[Start The input]

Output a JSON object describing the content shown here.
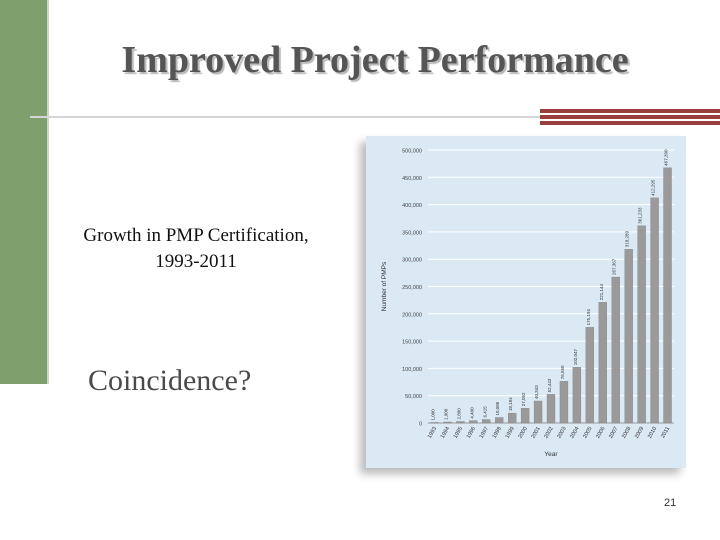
{
  "slide": {
    "title": "Improved Project Performance",
    "caption_line1": "Growth in PMP Certification,",
    "caption_line2": "1993-2011",
    "coincidence": "Coincidence?",
    "page_number": "21"
  },
  "colors": {
    "accent_green": "#7f9f6d",
    "accent_red": "#9a3d3d",
    "chart_bg": "#dbe9f5",
    "bar_fill": "#9a9a9a"
  },
  "chart_data": {
    "type": "bar",
    "xlabel": "Year",
    "ylabel": "Number of PMPs",
    "ylim": [
      0,
      500000
    ],
    "yticks": [
      "0",
      "50,000",
      "100,000",
      "150,000",
      "200,000",
      "250,000",
      "300,000",
      "350,000",
      "400,000",
      "450,000",
      "500,000"
    ],
    "categories": [
      "1993",
      "1994",
      "1995",
      "1996",
      "1997",
      "1998",
      "1999",
      "2000",
      "2001",
      "2002",
      "2003",
      "2004",
      "2005",
      "2006",
      "2007",
      "2008",
      "2009",
      "2010",
      "2011"
    ],
    "values": [
      1000,
      1900,
      2800,
      4400,
      6415,
      10086,
      18184,
      27052,
      40343,
      52443,
      76550,
      102047,
      175194,
      221144,
      267367,
      318289,
      361233,
      412295,
      467390
    ],
    "data_labels": [
      "1,000",
      "1,900",
      "2,800",
      "4,400",
      "6,415",
      "10,086",
      "18,184",
      "27,052",
      "40,343",
      "52,443",
      "76,550",
      "102,047",
      "175,194",
      "221,144",
      "267,367",
      "318,289",
      "361,233",
      "412,295",
      "467,390"
    ],
    "grid": true
  }
}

[End The input]

• [Problem description]:
Copy out every line of the material above exactly, skipping the pictures.

• [Expected answer]:
Output a JSON object describing the content shown here.
{
  "slide": {
    "title": "Improved Project Performance",
    "caption_line1": "Growth in PMP Certification,",
    "caption_line2": "1993-2011",
    "coincidence": "Coincidence?",
    "page_number": "21"
  },
  "colors": {
    "accent_green": "#7f9f6d",
    "accent_red": "#9a3d3d",
    "chart_bg": "#dbe9f5",
    "bar_fill": "#9a9a9a"
  },
  "chart_data": {
    "type": "bar",
    "xlabel": "Year",
    "ylabel": "Number of PMPs",
    "ylim": [
      0,
      500000
    ],
    "yticks": [
      "0",
      "50,000",
      "100,000",
      "150,000",
      "200,000",
      "250,000",
      "300,000",
      "350,000",
      "400,000",
      "450,000",
      "500,000"
    ],
    "categories": [
      "1993",
      "1994",
      "1995",
      "1996",
      "1997",
      "1998",
      "1999",
      "2000",
      "2001",
      "2002",
      "2003",
      "2004",
      "2005",
      "2006",
      "2007",
      "2008",
      "2009",
      "2010",
      "2011"
    ],
    "values": [
      1000,
      1900,
      2800,
      4400,
      6415,
      10086,
      18184,
      27052,
      40343,
      52443,
      76550,
      102047,
      175194,
      221144,
      267367,
      318289,
      361233,
      412295,
      467390
    ],
    "data_labels": [
      "1,000",
      "1,900",
      "2,800",
      "4,400",
      "6,415",
      "10,086",
      "18,184",
      "27,052",
      "40,343",
      "52,443",
      "76,550",
      "102,047",
      "175,194",
      "221,144",
      "267,367",
      "318,289",
      "361,233",
      "412,295",
      "467,390"
    ],
    "grid": true
  }
}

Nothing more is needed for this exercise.